(Exercise)
Answer these questions from the text on dog lumbosacral rehabilitation.
1. What height range does it give for the cavaletti rails or ground poles?
2. What maximum incline does it give for the ramps used in gradual extension loading?
3. Which two drug classes does it name for pharmacotherapy?

(Document extract)
- Opening Delimiter -

Suggested progression:
• Pelvic tilt in sternal recumbency — Initiate core engagement with gentle anterior-posterior pelvic tilting in sternal position (down or supported prone). Use treat lures or light manual guidance to encourage subtle pelvic movement while maintaining neutral lumbar alignment, activating abdominals and deep stabilizers (multifidus equivalents). Perform 5-10 controlled repetitions, 2-3 sets daily, focusing on quality over quantity.
• Pelvic tilt in sitting — Advance to sternal-sitting transitions or supported sitting, cueing pelvic tilts to reinforce lumbopelvic dissociation and neutral posture control under partial weight-bearing.
• Stepping over low obstacles — Introduce controlled hindlimb proprioception and coordination with very low cavaletti rails or ground poles (e.g., 2-4 cm height). This promotes active pelvic control and hindlimb engagement without significant extension stress. Start with 5-10 passes, ensuring neutral spine maintenance.
• Controlled gradual extension loading — Only after consistent neutral stability, incorporate mild extension tolerance via walking up very gradual inclines (e.g., shallow hills or low ramps at <10°). Monitor closely for pain or compensatory patterns; limit to short durations and avoid steep grades.
• Front feet elevation with reach — Progress to placing front paws on a low step (e.g., 5-10 cm) while reaching upward for a treat, encouraging mild thoracic extension and core bracing while maintaining lumbosacral neutrality. This builds epaxial and abdominal endurance without full lumbar extension.
• Stair negotiation as functional assessment — Use ascending/descending low stairs (or equivalent ramps) as a late-stage test of integrated control and tolerance. This serves primarily as an outcome measure rather than a primary training exercise, performed sparingly to assess progress without risking flare-ups.
Throughout progression, prioritize low-impact activities, weight management, and avoidance of jumping, twisting, or high-speed play. Core-focused exercises aim to enhance neuromuscular control and reduce asymmetry, supporting long-term function within realistic limits. Dogs with DLSS typically achieve meaningful improvement in comfort and mobility but require permanent modification of high-impact behaviors to prevent recurrence.
Clinical Integration and Considerations
The dynamic MRI evidence bolsters flexion-based decompression in early rehab, transitioning to neutral stabilization for durability. Combine with pharmacotherapy (NSAIDs, gabapentinoids), weight optimization, and adjunct modalities as indicated. Prospective studies are needed to validate specific exercise protocols against surgical outcomes.
In practice, tailor interventions via serial assessments of pain, gait, neurologic status, and functional tolerance. Certified rehabilitation therapists should guide implementation to optimize safety and efficacy, enhancing quality of life while respecting the biomechanical realities of DLSS.
That’s it!
Until next time, Cheers!
Laurie
Reference:
Baldo Clemot I, Briola C, Ekiri AB, et al. Dynamic magnetic resonance imaging of the lumbosacral spine in neutral and flexed position for presurgical assessment of clinically affected dogs with degenerative lumbosacral stenosis. Veterinary Surgery. 2026; 55(1): 153-164.

- Closing Delimiter -

(Lines drawn from a dataset)
- Opening Delimiter -

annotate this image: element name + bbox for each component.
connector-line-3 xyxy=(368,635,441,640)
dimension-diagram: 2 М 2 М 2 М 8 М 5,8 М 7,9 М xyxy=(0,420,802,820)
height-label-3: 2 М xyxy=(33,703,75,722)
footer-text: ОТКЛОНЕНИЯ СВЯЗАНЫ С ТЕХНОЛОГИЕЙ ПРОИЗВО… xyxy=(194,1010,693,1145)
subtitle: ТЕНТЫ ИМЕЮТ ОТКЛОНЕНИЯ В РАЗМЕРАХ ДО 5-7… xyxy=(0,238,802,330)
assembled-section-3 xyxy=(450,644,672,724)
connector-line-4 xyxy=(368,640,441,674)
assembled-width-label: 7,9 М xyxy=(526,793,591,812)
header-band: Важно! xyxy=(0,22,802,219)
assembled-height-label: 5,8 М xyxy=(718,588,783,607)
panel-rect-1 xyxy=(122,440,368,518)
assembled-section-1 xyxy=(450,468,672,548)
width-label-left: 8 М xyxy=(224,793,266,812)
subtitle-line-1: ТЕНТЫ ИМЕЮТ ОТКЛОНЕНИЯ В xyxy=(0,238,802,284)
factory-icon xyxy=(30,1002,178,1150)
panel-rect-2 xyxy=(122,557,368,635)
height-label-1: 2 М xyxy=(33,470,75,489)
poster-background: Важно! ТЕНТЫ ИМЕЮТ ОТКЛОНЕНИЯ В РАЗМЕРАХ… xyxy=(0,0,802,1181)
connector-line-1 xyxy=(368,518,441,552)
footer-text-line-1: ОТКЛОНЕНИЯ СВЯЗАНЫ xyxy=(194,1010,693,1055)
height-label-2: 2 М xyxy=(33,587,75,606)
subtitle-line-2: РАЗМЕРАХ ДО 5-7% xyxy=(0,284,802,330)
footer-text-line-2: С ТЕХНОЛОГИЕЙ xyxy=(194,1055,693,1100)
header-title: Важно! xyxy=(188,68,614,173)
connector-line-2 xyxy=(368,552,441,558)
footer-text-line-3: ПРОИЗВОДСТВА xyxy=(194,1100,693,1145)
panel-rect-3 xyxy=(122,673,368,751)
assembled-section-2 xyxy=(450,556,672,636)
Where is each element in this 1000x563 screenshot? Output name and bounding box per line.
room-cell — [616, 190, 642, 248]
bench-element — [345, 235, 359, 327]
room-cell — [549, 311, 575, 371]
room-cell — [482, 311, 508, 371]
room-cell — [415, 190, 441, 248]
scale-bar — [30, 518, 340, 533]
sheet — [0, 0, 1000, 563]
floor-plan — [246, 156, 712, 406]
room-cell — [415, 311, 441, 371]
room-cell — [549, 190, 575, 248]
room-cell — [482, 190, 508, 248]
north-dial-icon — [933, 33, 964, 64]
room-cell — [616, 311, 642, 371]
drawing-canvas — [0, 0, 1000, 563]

- Closing Delimiter -

(Answer space)
1. 2-4 cm
2. Less than 10°
3. NSAIDs and gabapentinoids